#### OBJECTIVE
Extract the listing in its entirety, keeping each line identical to the original.

Figure dataset records

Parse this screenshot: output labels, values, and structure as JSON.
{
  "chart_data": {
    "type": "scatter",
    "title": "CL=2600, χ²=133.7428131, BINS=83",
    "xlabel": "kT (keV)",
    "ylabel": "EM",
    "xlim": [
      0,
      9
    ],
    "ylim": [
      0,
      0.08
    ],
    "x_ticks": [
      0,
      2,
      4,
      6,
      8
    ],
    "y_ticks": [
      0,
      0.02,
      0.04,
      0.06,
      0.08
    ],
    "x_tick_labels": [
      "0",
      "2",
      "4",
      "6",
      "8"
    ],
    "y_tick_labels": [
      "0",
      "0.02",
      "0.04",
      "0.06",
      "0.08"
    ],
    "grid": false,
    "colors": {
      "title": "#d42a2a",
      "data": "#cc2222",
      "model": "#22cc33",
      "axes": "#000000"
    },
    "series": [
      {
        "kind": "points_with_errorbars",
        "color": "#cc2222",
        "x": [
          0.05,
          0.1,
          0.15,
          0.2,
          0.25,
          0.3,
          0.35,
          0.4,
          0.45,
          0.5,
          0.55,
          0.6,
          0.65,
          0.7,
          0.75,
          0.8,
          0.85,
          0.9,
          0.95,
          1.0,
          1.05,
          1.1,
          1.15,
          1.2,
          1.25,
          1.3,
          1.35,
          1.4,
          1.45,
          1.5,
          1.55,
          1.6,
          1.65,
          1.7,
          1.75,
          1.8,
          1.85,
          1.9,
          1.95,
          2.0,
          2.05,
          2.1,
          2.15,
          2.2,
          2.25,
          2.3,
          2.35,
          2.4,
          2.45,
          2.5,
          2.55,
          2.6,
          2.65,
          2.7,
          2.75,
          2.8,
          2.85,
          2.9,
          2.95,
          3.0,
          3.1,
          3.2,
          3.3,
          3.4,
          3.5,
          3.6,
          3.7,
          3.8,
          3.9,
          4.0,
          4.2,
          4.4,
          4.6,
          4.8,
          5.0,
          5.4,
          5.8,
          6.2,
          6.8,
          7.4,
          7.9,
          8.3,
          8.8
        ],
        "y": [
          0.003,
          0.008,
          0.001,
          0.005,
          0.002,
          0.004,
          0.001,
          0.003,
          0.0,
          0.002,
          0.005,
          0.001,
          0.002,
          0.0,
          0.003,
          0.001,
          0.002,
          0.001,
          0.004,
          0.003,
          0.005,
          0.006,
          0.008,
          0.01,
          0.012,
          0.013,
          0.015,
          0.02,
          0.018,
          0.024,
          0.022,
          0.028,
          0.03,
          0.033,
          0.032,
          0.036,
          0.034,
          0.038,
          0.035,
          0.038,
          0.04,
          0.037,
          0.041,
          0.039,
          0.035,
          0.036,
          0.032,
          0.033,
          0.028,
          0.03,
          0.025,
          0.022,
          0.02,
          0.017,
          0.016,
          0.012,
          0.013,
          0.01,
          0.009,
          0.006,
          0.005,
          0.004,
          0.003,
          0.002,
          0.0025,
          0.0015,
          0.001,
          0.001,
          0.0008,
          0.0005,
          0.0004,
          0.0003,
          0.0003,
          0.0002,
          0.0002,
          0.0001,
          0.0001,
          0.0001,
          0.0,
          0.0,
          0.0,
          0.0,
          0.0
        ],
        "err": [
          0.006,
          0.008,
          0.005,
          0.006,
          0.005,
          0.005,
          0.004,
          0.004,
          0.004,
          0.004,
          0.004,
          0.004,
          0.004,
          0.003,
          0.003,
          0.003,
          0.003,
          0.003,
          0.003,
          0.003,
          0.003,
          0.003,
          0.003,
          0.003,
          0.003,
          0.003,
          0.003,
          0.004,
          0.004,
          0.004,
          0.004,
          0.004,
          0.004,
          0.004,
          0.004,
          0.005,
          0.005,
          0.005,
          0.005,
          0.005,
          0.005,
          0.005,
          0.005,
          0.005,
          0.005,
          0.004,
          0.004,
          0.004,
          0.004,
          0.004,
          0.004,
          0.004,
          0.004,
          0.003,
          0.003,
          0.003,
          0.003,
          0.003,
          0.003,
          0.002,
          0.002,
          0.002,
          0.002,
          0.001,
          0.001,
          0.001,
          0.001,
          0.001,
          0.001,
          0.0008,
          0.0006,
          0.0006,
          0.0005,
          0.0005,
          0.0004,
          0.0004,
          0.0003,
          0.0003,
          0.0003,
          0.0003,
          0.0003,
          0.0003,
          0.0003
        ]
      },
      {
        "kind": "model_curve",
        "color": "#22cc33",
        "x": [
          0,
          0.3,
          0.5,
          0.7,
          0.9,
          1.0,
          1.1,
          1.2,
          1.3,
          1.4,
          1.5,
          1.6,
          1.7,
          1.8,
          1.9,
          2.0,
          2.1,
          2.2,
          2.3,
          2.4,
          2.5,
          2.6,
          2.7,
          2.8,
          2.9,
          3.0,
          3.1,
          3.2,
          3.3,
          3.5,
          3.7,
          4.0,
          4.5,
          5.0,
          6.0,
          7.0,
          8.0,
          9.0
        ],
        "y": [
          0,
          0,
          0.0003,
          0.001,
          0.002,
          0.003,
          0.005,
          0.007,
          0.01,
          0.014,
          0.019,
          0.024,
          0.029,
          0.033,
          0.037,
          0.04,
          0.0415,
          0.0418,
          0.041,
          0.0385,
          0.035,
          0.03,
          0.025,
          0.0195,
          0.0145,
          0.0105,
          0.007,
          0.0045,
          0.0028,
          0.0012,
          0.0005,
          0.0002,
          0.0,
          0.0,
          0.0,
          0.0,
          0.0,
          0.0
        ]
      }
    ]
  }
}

#### ANSWER BELOW
Parse this screenshot: output labels, values, and structure as JSON.
{
  "chart_data": {
    "type": "scatter",
    "title": "CL=2600, χ²=133.7428131, BINS=83",
    "xlabel": "kT (keV)",
    "ylabel": "EM",
    "xlim": [
      0,
      9
    ],
    "ylim": [
      0,
      0.08
    ],
    "x_ticks": [
      0,
      2,
      4,
      6,
      8
    ],
    "y_ticks": [
      0,
      0.02,
      0.04,
      0.06,
      0.08
    ],
    "x_tick_labels": [
      "0",
      "2",
      "4",
      "6",
      "8"
    ],
    "y_tick_labels": [
      "0",
      "0.02",
      "0.04",
      "0.06",
      "0.08"
    ],
    "grid": false,
    "colors": {
      "title": "#d42a2a",
      "data": "#cc2222",
      "model": "#22cc33",
      "axes": "#000000"
    },
    "series": [
      {
        "kind": "points_with_errorbars",
        "color": "#cc2222",
        "x": [
          0.05,
          0.1,
          0.15,
          0.2,
          0.25,
          0.3,
          0.35,
          0.4,
          0.45,
          0.5,
          0.55,
          0.6,
          0.65,
          0.7,
          0.75,
          0.8,
          0.85,
          0.9,
          0.95,
          1.0,
          1.05,
          1.1,
          1.15,
          1.2,
          1.25,
          1.3,
          1.35,
          1.4,
          1.45,
          1.5,
          1.55,
          1.6,
          1.65,
          1.7,
          1.75,
          1.8,
          1.85,
          1.9,
          1.95,
          2.0,
          2.05,
          2.1,
          2.15,
          2.2,
          2.25,
          2.3,
          2.35,
          2.4,
          2.45,
          2.5,
          2.55,
          2.6,
          2.65,
          2.7,
          2.75,
          2.8,
          2.85,
          2.9,
          2.95,
          3.0,
          3.1,
          3.2,
          3.3,
          3.4,
          3.5,
          3.6,
          3.7,
          3.8,
          3.9,
          4.0,
          4.2,
          4.4,
          4.6,
          4.8,
          5.0,
          5.4,
          5.8,
          6.2,
          6.8,
          7.4,
          7.9,
          8.3,
          8.8
        ],
        "y": [
          0.003,
          0.008,
          0.001,
          0.005,
          0.002,
          0.004,
          0.001,
          0.003,
          0.0,
          0.002,
          0.005,
          0.001,
          0.002,
          0.0,
          0.003,
          0.001,
          0.002,
          0.001,
          0.004,
          0.003,
          0.005,
          0.006,
          0.008,
          0.01,
          0.012,
          0.013,
          0.015,
          0.02,
          0.018,
          0.024,
          0.022,
          0.028,
          0.03,
          0.033,
          0.032,
          0.036,
          0.034,
          0.038,
          0.035,
          0.038,
          0.04,
          0.037,
          0.041,
          0.039,
          0.035,
          0.036,
          0.032,
          0.033,
          0.028,
          0.03,
          0.025,
          0.022,
          0.02,
          0.017,
          0.016,
          0.012,
          0.013,
          0.01,
          0.009,
          0.006,
          0.005,
          0.004,
          0.003,
          0.002,
          0.0025,
          0.0015,
          0.001,
          0.001,
          0.0008,
          0.0005,
          0.0004,
          0.0003,
          0.0003,
          0.0002,
          0.0002,
          0.0001,
          0.0001,
          0.0001,
          0.0,
          0.0,
          0.0,
          0.0,
          0.0
        ],
        "err": [
          0.006,
          0.008,
          0.005,
          0.006,
          0.005,
          0.005,
          0.004,
          0.004,
          0.004,
          0.004,
          0.004,
          0.004,
          0.004,
          0.003,
          0.003,
          0.003,
          0.003,
          0.003,
          0.003,
          0.003,
          0.003,
          0.003,
          0.003,
          0.003,
          0.003,
          0.003,
          0.003,
          0.004,
          0.004,
          0.004,
          0.004,
          0.004,
          0.004,
          0.004,
          0.004,
          0.005,
          0.005,
          0.005,
          0.005,
          0.005,
          0.005,
          0.005,
          0.005,
          0.005,
          0.005,
          0.004,
          0.004,
          0.004,
          0.004,
          0.004,
          0.004,
          0.004,
          0.004,
          0.003,
          0.003,
          0.003,
          0.003,
          0.003,
          0.003,
          0.002,
          0.002,
          0.002,
          0.002,
          0.001,
          0.001,
          0.001,
          0.001,
          0.001,
          0.001,
          0.0008,
          0.0006,
          0.0006,
          0.0005,
          0.0005,
          0.0004,
          0.0004,
          0.0003,
          0.0003,
          0.0003,
          0.0003,
          0.0003,
          0.0003,
          0.0003
        ]
      },
      {
        "kind": "model_curve",
        "color": "#22cc33",
        "x": [
          0,
          0.3,
          0.5,
          0.7,
          0.9,
          1.0,
          1.1,
          1.2,
          1.3,
          1.4,
          1.5,
          1.6,
          1.7,
          1.8,
          1.9,
          2.0,
          2.1,
          2.2,
          2.3,
          2.4,
          2.5,
          2.6,
          2.7,
          2.8,
          2.9,
          3.0,
          3.1,
          3.2,
          3.3,
          3.5,
          3.7,
          4.0,
          4.5,
          5.0,
          6.0,
          7.0,
          8.0,
          9.0
        ],
        "y": [
          0,
          0,
          0.0003,
          0.001,
          0.002,
          0.003,
          0.005,
          0.007,
          0.01,
          0.014,
          0.019,
          0.024,
          0.029,
          0.033,
          0.037,
          0.04,
          0.0415,
          0.0418,
          0.041,
          0.0385,
          0.035,
          0.03,
          0.025,
          0.0195,
          0.0145,
          0.0105,
          0.007,
          0.0045,
          0.0028,
          0.0012,
          0.0005,
          0.0002,
          0.0,
          0.0,
          0.0,
          0.0,
          0.0,
          0.0
        ]
      }
    ]
  }
}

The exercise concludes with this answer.